Collection entries
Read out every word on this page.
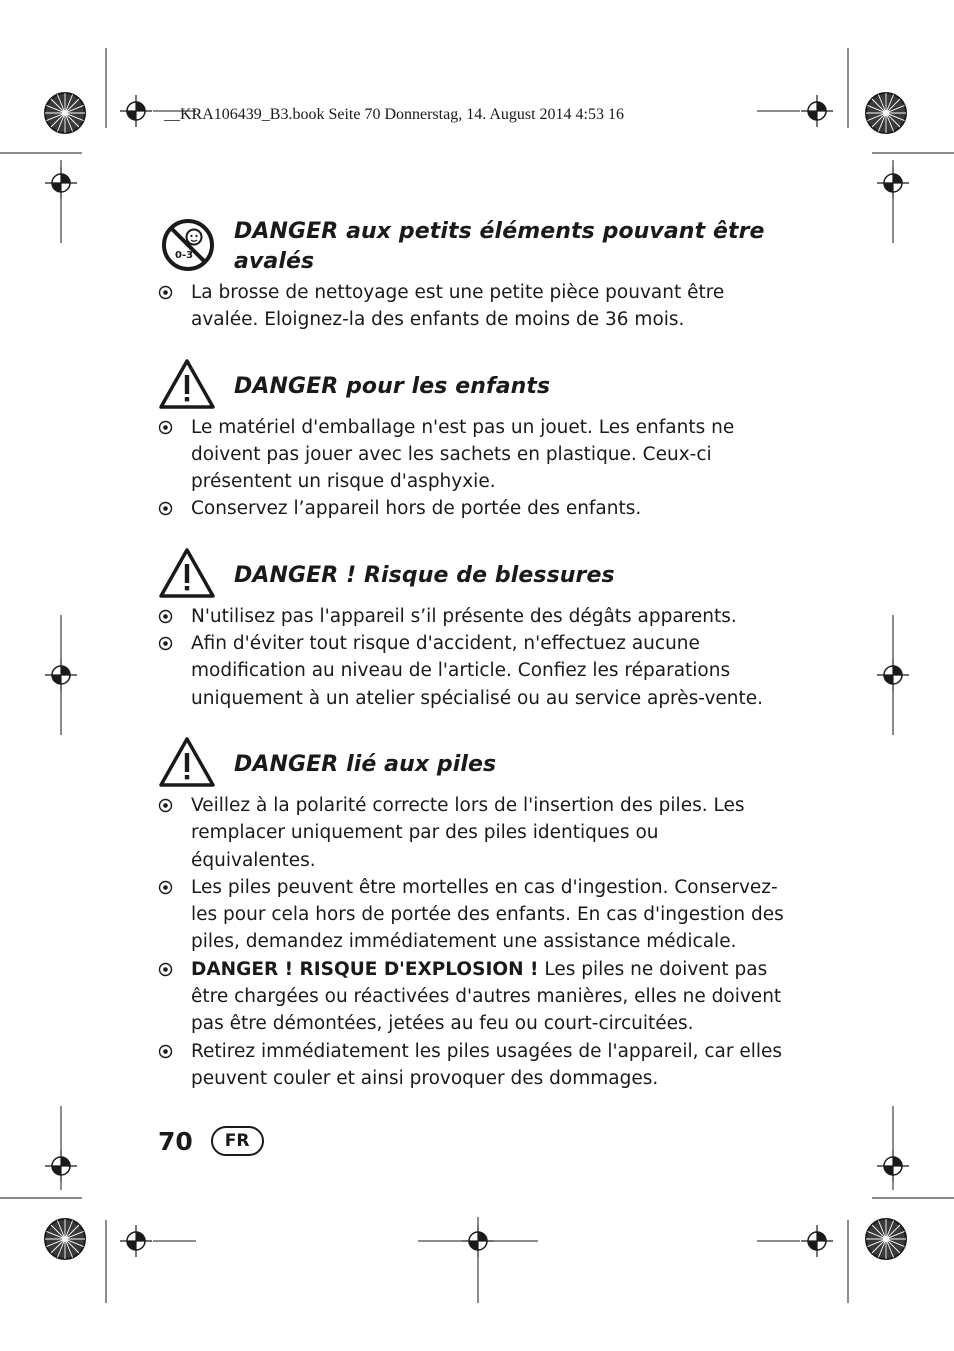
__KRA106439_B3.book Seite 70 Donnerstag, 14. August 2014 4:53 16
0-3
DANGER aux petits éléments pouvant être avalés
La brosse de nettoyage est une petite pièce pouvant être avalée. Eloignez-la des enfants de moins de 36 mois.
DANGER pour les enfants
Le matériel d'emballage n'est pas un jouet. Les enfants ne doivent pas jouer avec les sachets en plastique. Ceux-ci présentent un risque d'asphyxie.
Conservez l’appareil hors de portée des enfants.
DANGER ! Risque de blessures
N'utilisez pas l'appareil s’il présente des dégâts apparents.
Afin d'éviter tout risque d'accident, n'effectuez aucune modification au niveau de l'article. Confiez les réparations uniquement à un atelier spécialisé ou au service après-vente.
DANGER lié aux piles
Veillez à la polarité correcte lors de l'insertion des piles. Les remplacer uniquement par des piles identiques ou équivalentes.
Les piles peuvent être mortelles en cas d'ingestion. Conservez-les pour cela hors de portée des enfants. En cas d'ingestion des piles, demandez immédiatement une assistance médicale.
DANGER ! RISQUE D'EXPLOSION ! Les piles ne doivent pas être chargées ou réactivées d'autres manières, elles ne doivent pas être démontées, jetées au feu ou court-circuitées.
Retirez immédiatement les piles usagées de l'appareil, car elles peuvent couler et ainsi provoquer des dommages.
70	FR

# Brief:
Choose all lines containing the string "DANGER" and copy them out.

# Solution for this exercise:
DANGER aux petits éléments pouvant être avalés
DANGER pour les enfants
DANGER ! Risque de blessures
DANGER lié aux piles
DANGER ! RISQUE D'EXPLOSION ! Les piles ne doivent pas être chargées ou réactivées d'autres manières, elles ne doivent pas être démontées, jetées au feu ou court-circuitées.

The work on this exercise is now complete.